(Exercise instructions)
Write out each line from the data below that includes the word "Organized".
* Begin Data extract *
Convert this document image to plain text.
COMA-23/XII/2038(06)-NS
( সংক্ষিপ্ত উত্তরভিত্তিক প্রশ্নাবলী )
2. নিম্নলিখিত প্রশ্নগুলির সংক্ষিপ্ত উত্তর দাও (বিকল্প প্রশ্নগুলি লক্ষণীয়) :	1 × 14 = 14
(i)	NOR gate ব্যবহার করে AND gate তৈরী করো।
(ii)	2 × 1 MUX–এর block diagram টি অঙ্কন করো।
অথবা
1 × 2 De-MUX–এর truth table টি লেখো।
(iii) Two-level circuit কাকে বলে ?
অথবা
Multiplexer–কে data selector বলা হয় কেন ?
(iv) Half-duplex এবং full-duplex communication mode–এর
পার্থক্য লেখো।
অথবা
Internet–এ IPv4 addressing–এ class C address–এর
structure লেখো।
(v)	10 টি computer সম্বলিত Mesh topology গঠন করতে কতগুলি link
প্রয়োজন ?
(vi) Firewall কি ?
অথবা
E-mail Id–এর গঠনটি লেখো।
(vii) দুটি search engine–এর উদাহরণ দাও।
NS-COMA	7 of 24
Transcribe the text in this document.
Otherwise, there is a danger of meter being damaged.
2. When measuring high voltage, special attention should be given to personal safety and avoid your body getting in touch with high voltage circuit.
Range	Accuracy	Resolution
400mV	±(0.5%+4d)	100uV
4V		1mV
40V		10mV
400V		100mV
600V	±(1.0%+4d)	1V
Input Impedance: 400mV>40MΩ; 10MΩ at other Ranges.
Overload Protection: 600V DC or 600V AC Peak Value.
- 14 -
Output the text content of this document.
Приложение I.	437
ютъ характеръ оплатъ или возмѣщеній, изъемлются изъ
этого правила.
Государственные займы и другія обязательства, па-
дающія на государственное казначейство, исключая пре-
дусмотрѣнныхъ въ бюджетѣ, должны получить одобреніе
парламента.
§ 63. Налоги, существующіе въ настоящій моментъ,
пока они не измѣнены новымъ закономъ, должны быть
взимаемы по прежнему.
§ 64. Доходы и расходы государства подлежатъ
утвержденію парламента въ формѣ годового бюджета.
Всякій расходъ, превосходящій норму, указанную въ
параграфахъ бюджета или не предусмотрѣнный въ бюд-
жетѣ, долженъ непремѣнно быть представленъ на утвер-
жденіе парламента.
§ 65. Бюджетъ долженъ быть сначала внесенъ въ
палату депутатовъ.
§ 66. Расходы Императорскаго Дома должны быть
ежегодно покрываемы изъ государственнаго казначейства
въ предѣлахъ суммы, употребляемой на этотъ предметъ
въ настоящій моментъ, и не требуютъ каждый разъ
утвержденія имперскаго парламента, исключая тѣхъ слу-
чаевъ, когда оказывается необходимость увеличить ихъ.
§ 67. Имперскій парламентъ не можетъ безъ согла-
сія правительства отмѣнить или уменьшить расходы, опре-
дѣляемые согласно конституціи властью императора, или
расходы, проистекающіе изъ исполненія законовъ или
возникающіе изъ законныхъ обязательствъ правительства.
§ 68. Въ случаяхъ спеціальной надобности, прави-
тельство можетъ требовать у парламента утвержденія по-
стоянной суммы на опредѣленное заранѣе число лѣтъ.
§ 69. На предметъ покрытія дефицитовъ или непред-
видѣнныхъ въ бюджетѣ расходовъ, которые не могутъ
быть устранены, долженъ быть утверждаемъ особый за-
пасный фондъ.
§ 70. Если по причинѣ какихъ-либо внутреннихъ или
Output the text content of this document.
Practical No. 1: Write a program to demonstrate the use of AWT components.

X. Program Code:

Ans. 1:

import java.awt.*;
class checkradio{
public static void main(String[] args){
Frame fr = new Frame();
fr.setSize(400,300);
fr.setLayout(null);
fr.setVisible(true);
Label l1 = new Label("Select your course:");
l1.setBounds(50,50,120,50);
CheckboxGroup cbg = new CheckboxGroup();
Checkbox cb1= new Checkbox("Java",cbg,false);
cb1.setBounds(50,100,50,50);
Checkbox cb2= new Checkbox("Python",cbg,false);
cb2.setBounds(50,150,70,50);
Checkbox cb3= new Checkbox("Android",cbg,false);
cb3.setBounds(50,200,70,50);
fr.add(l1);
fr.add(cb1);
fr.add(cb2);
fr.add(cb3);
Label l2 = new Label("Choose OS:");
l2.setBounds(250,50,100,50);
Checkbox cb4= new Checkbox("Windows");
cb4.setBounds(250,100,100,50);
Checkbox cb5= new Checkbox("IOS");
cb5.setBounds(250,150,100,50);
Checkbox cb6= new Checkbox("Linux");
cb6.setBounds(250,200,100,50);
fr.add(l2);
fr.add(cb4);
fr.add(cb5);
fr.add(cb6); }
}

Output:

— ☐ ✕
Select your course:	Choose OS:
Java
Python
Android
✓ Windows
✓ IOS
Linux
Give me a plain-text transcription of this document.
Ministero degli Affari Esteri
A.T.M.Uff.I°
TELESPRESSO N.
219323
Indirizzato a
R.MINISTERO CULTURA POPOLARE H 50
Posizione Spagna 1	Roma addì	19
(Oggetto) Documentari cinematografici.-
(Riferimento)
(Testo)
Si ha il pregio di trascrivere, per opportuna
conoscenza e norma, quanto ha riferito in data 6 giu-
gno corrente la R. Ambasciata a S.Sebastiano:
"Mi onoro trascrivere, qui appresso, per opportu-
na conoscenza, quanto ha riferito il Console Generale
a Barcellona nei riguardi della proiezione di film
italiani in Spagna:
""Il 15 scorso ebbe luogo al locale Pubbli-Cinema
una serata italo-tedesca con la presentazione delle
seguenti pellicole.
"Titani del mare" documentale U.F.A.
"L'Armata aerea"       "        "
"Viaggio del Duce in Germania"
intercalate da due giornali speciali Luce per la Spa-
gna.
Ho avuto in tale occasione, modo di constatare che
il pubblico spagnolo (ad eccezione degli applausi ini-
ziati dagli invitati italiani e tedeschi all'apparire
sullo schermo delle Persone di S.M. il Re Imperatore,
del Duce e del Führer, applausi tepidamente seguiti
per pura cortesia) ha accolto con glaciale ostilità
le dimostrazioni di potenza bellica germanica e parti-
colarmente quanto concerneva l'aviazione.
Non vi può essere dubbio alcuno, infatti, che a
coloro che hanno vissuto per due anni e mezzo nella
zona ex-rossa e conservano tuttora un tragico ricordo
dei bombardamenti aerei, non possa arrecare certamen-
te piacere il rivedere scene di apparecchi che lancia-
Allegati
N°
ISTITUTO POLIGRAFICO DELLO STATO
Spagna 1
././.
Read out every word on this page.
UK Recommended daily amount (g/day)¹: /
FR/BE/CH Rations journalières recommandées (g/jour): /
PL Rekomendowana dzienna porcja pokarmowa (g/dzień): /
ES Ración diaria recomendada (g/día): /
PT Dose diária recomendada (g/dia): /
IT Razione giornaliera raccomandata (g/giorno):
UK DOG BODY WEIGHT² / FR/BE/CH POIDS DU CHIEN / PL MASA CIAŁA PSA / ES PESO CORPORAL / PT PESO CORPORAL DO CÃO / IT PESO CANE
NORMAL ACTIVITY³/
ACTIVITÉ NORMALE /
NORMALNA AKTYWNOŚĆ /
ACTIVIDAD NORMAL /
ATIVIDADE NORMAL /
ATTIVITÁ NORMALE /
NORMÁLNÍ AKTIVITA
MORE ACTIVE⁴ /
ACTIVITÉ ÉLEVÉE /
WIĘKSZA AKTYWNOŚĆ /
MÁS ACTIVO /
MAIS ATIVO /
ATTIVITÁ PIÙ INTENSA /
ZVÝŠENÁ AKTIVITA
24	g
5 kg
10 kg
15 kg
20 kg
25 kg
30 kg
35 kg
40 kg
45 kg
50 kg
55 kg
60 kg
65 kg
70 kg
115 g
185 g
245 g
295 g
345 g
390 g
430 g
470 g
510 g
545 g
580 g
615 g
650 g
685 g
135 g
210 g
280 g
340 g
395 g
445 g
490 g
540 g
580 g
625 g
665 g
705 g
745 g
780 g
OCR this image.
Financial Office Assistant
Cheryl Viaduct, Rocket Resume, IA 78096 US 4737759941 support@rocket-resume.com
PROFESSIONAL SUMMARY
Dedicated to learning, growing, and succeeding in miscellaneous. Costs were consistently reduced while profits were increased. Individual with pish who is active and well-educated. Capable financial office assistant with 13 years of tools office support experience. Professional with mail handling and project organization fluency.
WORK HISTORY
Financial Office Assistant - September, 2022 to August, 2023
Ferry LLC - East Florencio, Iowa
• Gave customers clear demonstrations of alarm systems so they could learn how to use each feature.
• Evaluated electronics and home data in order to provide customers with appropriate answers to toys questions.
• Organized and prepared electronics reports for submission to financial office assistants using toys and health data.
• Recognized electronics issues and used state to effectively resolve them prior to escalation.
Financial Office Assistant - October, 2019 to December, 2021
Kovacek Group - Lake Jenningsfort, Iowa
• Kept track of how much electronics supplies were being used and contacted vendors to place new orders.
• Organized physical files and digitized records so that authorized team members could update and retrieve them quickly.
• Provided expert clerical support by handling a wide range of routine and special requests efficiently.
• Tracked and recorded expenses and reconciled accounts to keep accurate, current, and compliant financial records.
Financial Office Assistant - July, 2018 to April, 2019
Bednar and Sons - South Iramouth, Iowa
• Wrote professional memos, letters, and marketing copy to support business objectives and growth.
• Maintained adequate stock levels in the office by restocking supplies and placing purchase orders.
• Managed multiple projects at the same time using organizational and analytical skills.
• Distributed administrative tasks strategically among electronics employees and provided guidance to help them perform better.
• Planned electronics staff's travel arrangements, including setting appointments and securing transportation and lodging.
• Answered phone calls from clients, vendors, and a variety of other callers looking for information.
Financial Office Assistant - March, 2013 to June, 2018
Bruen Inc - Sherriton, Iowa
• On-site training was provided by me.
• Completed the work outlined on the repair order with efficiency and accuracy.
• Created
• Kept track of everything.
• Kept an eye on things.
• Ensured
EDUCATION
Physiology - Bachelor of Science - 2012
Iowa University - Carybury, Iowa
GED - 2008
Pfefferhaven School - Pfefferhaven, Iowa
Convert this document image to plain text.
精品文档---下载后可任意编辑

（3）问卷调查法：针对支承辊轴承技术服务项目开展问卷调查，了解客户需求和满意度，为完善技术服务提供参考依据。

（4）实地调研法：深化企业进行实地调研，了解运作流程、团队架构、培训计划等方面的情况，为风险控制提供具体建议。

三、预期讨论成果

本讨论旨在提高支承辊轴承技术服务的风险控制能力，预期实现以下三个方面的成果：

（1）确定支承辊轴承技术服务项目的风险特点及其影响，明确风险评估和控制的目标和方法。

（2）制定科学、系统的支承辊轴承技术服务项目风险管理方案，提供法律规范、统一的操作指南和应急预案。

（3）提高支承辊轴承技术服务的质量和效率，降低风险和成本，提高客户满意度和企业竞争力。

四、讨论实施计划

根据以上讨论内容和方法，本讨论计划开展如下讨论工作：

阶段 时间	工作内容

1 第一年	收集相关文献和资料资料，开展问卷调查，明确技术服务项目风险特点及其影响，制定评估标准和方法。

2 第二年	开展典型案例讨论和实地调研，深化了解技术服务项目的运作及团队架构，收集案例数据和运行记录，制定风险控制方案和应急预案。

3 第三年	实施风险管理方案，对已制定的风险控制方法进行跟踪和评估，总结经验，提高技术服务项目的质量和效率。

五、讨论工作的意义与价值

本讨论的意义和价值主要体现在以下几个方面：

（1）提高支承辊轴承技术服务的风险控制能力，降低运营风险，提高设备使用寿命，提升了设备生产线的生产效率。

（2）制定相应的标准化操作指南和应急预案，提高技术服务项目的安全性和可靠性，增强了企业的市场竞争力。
* End Data extract *
(Response)
• Organized and prepared electronics reports for submission to financial office assistants using toys and health data.
• Organized physical files and digitized records so that authorized team members could update and retrieve them quickly.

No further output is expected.